Text under study:
___

Ethiopia is the second most populated country in Africa. It is very complicated to develop health policy in such a country with an approximately 100,000,000 million population where languages change every mile. Furthermore, developing the health policy requires knowledge about the previous Ethiopian health policy and issues that hindered the ability of the country to provide efficient health care for the entire population. As indicated by Begashaw, Tessema, and Gesesew (2016) “Health care policies and programs’ planning requires knowledge about health care seeking behavior for early diagnosis, effective treatment, and appropriate intervention implementation”. For Ethiopia's health police to develop well and act as a universal medical coverage once and for all, it should invite more foreign aid to invest in the health sector.
The country has used aid for a decade from USAID, United Nations, NGOs, and others but was not fully reach out to the countryside. Now time for Ethiopia to acquire more aid and use it wisely to reduce ongoing health care issues and support all the health services, eventually, it would reduce health inequality and reach vulnerable communities. Another option that might support ongoing health development is to evaluate and investigate the previous health policy and make every citizen access to health care services.

___

Data excerpts:
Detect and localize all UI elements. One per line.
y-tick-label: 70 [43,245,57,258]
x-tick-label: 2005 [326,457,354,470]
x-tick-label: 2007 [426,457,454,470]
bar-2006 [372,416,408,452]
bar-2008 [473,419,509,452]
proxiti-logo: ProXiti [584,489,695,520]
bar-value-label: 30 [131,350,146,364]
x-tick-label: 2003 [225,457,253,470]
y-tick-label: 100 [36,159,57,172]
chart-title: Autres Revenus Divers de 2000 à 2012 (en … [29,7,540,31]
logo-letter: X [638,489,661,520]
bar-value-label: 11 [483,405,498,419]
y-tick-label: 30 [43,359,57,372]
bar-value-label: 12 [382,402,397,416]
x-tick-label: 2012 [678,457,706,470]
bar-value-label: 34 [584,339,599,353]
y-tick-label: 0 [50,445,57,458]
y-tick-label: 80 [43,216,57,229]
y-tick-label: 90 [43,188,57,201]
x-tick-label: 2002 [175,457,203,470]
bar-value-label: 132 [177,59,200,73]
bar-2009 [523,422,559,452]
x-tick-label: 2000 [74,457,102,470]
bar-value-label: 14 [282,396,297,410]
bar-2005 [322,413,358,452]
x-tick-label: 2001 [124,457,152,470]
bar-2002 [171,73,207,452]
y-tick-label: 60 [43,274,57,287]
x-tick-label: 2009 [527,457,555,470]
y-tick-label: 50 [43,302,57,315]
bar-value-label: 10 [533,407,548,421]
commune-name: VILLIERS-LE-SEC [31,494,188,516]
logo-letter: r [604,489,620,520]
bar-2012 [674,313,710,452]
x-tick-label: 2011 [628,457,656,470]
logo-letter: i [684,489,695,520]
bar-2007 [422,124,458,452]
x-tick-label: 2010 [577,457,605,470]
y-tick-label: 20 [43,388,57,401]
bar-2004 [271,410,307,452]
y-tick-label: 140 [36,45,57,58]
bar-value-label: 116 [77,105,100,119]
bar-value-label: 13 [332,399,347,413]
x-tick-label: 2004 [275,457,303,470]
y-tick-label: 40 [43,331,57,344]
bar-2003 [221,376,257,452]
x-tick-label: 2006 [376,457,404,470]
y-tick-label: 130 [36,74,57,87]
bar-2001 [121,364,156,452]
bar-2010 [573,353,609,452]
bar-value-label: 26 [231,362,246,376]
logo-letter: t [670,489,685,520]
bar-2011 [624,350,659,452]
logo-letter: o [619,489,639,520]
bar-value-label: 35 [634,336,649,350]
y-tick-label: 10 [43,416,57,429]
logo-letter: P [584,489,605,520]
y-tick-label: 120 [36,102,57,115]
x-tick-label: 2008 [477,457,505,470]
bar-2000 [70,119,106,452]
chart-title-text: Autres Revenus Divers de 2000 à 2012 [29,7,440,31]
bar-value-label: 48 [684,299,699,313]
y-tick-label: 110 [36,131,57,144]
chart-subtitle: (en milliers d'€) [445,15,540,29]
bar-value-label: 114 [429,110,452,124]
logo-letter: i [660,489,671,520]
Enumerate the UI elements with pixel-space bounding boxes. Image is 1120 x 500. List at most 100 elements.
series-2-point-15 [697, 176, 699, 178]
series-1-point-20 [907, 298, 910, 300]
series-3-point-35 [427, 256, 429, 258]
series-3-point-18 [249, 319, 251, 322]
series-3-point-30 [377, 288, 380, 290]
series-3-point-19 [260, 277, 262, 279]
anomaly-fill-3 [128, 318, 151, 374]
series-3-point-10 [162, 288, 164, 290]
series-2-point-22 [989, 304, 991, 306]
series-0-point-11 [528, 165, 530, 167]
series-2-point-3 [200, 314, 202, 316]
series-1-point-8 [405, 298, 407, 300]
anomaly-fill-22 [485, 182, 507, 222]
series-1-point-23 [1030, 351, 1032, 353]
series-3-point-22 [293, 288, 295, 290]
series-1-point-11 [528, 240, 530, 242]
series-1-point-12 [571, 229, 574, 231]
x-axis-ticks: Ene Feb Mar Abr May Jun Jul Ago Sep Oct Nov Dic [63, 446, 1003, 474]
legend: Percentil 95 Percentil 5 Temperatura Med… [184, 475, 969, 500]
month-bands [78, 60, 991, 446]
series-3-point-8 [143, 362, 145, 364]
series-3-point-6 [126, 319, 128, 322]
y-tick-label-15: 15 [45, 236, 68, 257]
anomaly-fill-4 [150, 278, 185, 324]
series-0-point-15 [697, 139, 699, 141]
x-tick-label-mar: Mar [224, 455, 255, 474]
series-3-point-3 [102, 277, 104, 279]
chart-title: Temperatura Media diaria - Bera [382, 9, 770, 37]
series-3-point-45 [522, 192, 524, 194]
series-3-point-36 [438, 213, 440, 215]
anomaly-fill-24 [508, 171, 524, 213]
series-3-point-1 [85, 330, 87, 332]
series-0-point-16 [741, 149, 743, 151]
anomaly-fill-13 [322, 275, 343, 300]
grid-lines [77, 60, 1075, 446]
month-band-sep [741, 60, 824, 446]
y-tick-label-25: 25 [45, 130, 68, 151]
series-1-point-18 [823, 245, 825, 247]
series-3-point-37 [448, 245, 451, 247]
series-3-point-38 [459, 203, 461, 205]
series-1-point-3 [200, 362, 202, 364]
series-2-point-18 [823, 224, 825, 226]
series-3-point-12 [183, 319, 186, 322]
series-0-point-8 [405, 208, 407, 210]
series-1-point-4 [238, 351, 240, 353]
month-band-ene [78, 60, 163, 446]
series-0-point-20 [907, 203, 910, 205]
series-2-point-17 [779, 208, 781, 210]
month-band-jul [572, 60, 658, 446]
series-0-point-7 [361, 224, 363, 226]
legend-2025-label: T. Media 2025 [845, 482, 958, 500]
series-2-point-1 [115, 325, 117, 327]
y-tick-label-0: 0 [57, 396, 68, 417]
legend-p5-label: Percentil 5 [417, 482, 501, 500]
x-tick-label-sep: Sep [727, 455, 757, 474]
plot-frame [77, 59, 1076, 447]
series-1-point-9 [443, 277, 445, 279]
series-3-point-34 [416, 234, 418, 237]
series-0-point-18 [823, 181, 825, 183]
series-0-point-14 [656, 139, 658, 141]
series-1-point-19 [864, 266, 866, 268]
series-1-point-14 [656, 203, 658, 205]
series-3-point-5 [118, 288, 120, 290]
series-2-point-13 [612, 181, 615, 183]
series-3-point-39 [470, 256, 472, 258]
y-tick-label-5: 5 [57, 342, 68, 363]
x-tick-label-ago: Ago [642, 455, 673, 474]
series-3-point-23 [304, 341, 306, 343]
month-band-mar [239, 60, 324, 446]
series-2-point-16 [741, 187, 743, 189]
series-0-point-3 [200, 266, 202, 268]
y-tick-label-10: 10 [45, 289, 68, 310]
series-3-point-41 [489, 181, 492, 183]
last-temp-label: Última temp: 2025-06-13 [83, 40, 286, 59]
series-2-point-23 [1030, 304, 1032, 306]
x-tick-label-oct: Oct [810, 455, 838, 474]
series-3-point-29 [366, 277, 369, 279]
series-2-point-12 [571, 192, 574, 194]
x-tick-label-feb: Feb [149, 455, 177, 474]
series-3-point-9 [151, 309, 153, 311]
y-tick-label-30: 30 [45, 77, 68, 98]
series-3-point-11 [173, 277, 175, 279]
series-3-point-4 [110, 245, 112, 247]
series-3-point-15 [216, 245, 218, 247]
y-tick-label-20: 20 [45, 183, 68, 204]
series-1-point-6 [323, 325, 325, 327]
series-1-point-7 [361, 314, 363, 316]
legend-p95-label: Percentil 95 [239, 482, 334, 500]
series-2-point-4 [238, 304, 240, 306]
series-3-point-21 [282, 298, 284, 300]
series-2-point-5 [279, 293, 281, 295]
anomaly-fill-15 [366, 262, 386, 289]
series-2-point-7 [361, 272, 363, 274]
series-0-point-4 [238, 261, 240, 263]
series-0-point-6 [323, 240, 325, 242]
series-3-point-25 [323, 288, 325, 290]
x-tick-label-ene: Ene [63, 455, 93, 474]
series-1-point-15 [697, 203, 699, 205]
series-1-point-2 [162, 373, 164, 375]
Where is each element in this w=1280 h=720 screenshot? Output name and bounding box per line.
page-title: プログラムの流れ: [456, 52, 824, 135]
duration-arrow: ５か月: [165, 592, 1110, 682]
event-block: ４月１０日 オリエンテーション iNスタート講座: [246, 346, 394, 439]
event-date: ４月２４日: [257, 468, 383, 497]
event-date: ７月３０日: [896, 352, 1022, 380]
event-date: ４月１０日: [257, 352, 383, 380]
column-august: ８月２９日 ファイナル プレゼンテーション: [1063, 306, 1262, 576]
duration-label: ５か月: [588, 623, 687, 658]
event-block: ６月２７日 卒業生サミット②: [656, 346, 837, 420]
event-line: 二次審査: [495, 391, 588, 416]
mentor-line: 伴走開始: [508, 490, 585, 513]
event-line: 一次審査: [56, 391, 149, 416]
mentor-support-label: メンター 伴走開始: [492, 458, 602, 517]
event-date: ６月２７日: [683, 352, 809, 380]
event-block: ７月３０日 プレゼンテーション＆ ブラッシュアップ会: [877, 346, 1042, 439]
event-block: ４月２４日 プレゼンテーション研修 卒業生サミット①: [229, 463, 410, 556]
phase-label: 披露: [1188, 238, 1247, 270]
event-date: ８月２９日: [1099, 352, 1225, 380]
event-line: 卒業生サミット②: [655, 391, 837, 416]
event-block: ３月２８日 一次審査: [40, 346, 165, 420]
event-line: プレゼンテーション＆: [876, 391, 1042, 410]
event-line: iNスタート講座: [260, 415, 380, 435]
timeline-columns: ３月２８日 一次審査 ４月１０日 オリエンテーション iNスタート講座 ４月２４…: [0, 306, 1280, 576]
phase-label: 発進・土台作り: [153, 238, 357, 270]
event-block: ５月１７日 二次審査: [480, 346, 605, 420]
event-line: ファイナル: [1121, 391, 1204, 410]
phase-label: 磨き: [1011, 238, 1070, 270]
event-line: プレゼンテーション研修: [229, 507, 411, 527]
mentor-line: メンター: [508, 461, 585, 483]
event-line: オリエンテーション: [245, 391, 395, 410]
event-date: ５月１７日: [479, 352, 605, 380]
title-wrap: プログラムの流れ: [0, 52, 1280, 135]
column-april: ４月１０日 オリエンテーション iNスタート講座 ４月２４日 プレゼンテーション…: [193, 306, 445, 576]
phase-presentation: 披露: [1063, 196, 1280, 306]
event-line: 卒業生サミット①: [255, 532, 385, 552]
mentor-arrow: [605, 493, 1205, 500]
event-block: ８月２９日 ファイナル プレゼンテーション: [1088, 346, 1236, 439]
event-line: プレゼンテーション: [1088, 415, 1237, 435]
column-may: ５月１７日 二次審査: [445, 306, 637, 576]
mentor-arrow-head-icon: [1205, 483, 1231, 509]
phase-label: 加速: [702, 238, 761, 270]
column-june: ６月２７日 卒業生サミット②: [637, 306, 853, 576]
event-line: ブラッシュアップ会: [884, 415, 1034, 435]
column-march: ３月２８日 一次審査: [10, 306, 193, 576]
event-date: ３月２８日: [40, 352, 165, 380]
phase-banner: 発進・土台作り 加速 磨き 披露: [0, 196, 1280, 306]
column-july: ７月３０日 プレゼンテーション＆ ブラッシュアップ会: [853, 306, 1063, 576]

___

Your objective: Resume the text on Ethiopia's health policy, starting right after its last sentence. The lines above were taken from a different source than the text.

Task result:
Conclusion
To develop health policy; first, one must understand social determinants of health status. Second, assessment of the target group and understanding the perception of the individual toward the disease versus culture. Finally, the short and long-term plans should implement to know where to start. When is done accordingly; it will bring quality health service and improve the health of the individual by supporting the policy goals through proper strategy, education, and leadership training. Health practitioner needs to equip with medical supplies and resources should be available to do the work without misunderstanding the purpose of the policy. Health policy should be established based on culturally interested and efficient communication between the patient and health worker will be more efficient when providing treatment. Most Ethiopian indigenous still use traditional healing methods to cure the disease and the barrier medical language which are the main problems, therefore it needed to be considered before establishing health policy.
The health sector of Ethiopia has introduced universal medical coverage throughout the country at a low cost, but the social determinant of health had an impact on access to rural communities and the countryside. The country suffering from a shortage of medical supplies and health literacy has been the issue in Ethiopia. Since the government provides universal health coverage; the health policy of Ethiopia improved dramatically and needs to train more health care workers to reach out to the vulnerable community. Community health education throughout the regions will be the solution for Ethiopians to learn and take care of themselves and other family members. It is a privilege to learn about Ethiopia's health care system and how social determinants of health affect the Ethiopian population but expect more health intervention. The country has a history of unequal health distribution, but we all should be the solution for all-cause.